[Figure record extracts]
════════════════════

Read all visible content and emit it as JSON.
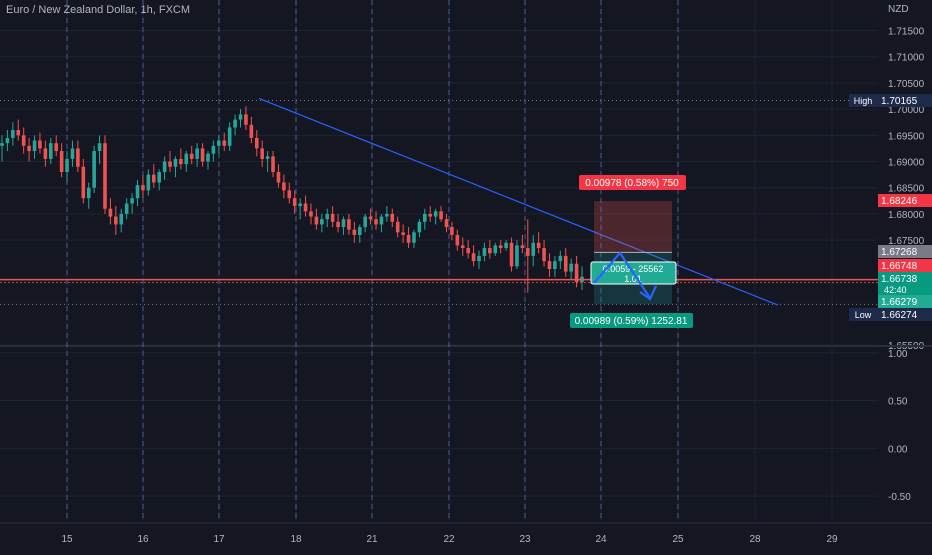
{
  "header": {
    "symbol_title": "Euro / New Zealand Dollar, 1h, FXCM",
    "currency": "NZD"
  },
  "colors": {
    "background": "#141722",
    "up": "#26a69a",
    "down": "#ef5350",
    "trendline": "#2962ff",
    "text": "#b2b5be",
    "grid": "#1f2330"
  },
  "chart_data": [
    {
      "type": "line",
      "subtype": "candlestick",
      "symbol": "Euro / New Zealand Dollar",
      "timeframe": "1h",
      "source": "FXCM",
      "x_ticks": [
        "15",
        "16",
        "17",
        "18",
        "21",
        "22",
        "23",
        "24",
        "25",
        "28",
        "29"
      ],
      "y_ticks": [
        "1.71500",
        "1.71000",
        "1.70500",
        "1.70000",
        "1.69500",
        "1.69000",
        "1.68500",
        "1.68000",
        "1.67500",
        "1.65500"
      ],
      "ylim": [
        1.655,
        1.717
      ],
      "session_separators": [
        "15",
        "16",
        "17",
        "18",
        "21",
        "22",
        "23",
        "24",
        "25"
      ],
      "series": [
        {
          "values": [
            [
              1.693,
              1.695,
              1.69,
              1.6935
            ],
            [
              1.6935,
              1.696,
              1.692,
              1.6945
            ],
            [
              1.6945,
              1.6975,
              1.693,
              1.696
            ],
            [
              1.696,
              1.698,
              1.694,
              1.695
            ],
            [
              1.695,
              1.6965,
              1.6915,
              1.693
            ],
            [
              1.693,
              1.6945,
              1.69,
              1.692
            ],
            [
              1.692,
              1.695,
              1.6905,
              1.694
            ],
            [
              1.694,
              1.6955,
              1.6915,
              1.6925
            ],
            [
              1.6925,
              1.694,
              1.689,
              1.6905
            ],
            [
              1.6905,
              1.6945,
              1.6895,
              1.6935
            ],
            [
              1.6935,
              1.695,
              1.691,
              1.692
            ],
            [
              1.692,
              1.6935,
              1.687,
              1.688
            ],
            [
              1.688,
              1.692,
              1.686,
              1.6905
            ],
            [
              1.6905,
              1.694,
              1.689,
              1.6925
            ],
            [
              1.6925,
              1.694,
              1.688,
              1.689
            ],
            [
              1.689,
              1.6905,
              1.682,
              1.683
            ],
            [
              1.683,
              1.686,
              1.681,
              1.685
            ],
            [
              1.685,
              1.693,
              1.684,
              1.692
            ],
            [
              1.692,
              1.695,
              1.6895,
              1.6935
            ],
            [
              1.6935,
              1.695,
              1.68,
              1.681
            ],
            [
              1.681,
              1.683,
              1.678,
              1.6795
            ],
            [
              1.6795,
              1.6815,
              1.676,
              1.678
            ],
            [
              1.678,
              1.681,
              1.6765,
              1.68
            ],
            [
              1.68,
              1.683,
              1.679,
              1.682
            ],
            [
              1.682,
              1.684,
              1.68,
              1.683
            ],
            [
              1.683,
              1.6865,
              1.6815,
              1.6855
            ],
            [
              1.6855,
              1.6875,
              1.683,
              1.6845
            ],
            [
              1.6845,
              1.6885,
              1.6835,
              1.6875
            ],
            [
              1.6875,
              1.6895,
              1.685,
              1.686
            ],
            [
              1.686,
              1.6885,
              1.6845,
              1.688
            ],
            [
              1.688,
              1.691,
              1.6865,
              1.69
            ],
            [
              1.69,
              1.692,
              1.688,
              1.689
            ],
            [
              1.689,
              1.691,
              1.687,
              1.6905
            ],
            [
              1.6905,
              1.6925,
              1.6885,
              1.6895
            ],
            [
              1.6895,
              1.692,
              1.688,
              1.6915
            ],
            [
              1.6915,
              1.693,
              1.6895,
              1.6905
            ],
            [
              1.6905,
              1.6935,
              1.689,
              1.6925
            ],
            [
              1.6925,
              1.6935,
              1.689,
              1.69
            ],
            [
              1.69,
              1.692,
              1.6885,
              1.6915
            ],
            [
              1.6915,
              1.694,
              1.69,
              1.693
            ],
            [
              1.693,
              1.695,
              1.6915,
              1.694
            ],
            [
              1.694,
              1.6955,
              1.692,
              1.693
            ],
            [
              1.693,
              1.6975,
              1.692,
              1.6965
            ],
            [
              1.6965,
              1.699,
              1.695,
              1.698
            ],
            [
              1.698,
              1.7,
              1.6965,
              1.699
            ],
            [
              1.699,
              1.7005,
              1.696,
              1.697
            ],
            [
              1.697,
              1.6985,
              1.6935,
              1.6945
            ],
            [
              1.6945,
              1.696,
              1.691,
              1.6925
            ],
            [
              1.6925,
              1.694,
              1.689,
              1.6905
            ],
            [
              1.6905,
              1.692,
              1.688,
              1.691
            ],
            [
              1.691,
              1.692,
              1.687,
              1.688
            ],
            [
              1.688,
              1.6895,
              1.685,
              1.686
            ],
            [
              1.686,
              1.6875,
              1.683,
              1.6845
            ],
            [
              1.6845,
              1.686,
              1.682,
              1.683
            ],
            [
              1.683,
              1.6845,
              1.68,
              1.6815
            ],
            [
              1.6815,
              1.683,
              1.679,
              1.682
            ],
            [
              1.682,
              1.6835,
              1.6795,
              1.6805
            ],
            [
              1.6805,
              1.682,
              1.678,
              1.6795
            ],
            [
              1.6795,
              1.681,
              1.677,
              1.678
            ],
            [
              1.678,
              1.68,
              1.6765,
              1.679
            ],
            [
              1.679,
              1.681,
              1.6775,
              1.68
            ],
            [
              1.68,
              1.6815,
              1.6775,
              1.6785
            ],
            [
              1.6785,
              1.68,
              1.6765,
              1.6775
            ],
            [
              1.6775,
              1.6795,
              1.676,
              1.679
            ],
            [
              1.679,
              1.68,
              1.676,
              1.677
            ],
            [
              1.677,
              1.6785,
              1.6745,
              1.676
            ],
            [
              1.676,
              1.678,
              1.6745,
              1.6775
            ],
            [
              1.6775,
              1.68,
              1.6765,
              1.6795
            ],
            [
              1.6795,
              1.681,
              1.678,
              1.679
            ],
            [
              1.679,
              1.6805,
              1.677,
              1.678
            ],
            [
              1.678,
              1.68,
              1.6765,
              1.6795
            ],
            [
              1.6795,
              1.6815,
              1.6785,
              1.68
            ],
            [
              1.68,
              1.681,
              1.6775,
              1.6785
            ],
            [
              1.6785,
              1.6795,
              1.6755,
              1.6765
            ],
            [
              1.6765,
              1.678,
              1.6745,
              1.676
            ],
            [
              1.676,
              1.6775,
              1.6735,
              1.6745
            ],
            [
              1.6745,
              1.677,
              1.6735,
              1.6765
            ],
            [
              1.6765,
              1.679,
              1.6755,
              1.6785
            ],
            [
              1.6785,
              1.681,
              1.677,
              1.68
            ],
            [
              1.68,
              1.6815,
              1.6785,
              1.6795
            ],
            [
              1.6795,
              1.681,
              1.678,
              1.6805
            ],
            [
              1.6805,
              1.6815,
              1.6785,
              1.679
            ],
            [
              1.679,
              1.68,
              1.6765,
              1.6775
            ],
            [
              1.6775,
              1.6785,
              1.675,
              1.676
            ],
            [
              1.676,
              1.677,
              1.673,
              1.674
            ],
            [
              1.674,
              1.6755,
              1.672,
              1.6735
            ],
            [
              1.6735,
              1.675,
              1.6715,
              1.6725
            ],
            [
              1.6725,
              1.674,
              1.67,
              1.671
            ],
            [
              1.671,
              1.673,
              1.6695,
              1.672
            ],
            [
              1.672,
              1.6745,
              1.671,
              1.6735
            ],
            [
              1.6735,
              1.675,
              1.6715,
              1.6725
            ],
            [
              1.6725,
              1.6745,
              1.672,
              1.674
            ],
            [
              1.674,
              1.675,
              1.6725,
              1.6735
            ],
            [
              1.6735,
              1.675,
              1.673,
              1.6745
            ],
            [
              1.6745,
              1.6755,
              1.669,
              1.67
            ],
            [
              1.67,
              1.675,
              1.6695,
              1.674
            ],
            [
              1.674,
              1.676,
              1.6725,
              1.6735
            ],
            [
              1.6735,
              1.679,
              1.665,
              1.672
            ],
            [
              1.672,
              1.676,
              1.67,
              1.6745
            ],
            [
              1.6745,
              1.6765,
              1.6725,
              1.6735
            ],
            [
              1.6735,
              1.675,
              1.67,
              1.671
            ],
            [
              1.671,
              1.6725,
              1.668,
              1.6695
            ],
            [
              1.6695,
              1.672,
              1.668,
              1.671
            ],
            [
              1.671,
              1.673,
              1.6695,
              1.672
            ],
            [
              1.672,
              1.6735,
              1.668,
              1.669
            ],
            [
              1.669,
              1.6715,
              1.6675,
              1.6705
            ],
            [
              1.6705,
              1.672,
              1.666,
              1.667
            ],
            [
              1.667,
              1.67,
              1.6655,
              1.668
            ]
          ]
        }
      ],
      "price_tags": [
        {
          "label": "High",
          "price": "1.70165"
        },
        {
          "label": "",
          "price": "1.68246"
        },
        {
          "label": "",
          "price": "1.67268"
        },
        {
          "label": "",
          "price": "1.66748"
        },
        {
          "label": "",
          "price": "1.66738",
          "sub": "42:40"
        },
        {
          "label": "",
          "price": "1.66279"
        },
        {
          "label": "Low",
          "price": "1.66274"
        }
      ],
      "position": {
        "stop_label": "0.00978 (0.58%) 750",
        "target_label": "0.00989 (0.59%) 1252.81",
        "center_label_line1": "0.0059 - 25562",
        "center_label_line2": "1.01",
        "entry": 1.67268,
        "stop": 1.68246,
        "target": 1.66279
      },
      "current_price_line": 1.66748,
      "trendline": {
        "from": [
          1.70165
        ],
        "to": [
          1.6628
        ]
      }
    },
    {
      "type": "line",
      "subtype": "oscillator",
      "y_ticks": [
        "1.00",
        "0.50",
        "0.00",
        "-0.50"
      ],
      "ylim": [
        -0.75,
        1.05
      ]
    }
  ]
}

════════════════════

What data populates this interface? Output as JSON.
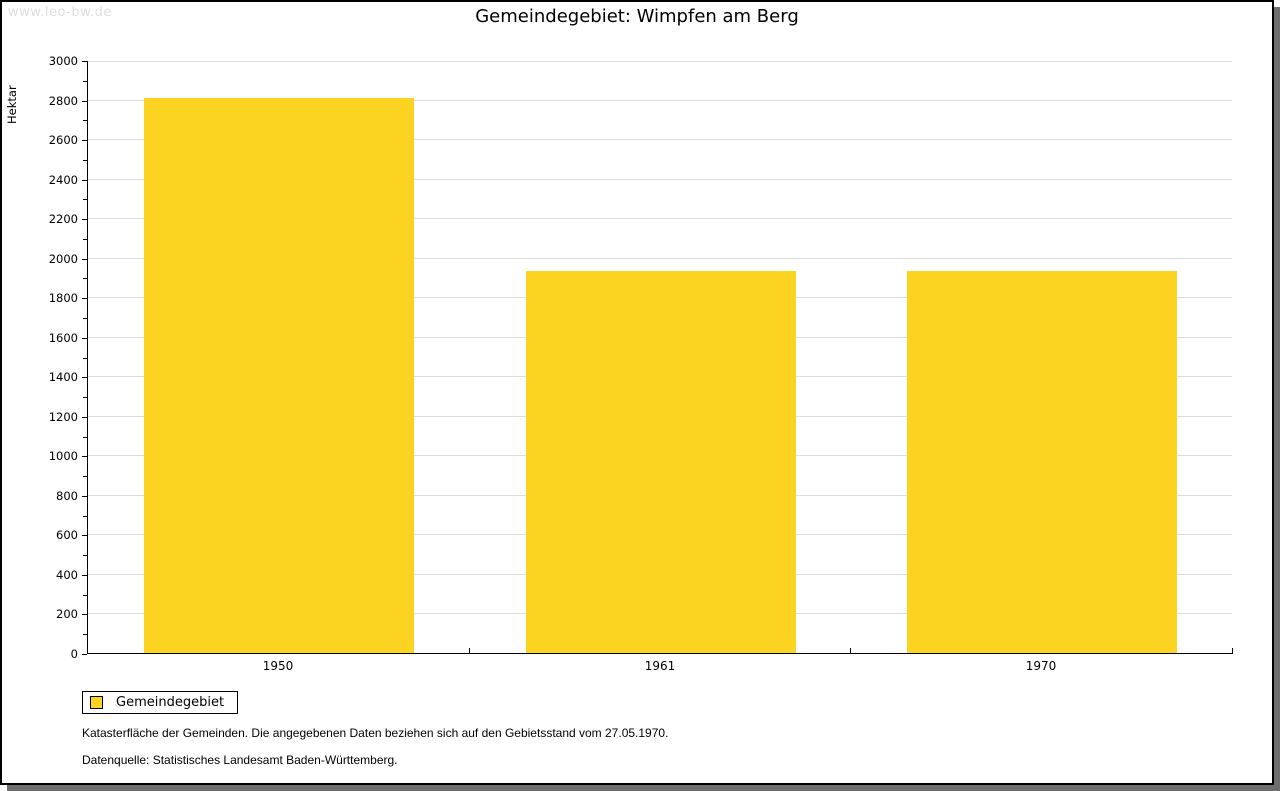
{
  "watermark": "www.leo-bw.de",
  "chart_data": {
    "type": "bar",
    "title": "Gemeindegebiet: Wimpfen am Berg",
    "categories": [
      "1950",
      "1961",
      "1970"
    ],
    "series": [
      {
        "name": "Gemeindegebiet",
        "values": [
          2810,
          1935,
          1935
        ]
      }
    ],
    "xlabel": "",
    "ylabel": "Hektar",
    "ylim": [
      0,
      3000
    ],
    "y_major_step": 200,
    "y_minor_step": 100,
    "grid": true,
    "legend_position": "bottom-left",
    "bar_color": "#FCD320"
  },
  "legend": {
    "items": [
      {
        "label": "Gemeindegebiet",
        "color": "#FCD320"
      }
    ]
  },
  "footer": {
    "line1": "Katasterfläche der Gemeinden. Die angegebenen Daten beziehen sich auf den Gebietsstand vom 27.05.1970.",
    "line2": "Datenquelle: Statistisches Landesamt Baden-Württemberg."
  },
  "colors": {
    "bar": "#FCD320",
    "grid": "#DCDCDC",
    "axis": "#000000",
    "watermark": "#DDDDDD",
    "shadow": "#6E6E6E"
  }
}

════════════════════

**Your instructions:** Using the listing above, gather each line that holds the string "FXCM" and copy it.

**The response:**
    "symbol_title": "Euro / New Zealand Dollar, 1h, FXCM",
      "source": "FXCM",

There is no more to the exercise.